-------- Listed entries

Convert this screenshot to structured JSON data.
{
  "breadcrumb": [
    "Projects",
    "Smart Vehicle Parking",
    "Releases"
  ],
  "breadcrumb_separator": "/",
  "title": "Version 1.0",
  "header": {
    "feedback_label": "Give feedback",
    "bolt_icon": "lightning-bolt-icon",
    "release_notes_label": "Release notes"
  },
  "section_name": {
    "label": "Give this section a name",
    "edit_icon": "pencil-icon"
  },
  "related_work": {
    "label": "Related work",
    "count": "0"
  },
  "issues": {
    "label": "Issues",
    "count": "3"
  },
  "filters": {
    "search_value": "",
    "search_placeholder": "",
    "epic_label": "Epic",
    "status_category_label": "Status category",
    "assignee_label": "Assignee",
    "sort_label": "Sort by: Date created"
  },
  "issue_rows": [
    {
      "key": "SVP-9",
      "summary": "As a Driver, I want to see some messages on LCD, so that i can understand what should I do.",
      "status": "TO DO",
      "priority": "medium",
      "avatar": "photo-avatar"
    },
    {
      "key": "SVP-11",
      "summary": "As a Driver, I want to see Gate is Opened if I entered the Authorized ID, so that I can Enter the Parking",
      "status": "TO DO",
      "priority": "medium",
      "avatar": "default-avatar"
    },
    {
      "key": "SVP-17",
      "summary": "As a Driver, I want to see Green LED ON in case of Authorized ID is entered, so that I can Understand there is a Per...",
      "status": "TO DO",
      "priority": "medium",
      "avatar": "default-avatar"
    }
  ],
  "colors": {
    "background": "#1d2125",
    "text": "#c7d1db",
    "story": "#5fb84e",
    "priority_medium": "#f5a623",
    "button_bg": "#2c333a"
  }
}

----------------

Retype the material above, line by line, exactly.

Exercise result |
Convert this screenshot to structured JSON data.
{
  "breadcrumb": [
    "Projects",
    "Smart Vehicle Parking",
    "Releases"
  ],
  "breadcrumb_separator": "/",
  "title": "Version 1.0",
  "header": {
    "feedback_label": "Give feedback",
    "bolt_icon": "lightning-bolt-icon",
    "release_notes_label": "Release notes"
  },
  "section_name": {
    "label": "Give this section a name",
    "edit_icon": "pencil-icon"
  },
  "related_work": {
    "label": "Related work",
    "count": "0"
  },
  "issues": {
    "label": "Issues",
    "count": "3"
  },
  "filters": {
    "search_value": "",
    "search_placeholder": "",
    "epic_label": "Epic",
    "status_category_label": "Status category",
    "assignee_label": "Assignee",
    "sort_label": "Sort by: Date created"
  },
  "issue_rows": [
    {
      "key": "SVP-9",
      "summary": "As a Driver, I want to see some messages on LCD, so that i can understand what should I do.",
      "status": "TO DO",
      "priority": "medium",
      "avatar": "photo-avatar"
    },
    {
      "key": "SVP-11",
      "summary": "As a Driver, I want to see Gate is Opened if I entered the Authorized ID, so that I can Enter the Parking",
      "status": "TO DO",
      "priority": "medium",
      "avatar": "default-avatar"
    },
    {
      "key": "SVP-17",
      "summary": "As a Driver, I want to see Green LED ON in case of Authorized ID is entered, so that I can Understand there is a Per...",
      "status": "TO DO",
      "priority": "medium",
      "avatar": "default-avatar"
    }
  ],
  "colors": {
    "background": "#1d2125",
    "text": "#c7d1db",
    "story": "#5fb84e",
    "priority_medium": "#f5a623",
    "button_bg": "#2c333a"
  }
}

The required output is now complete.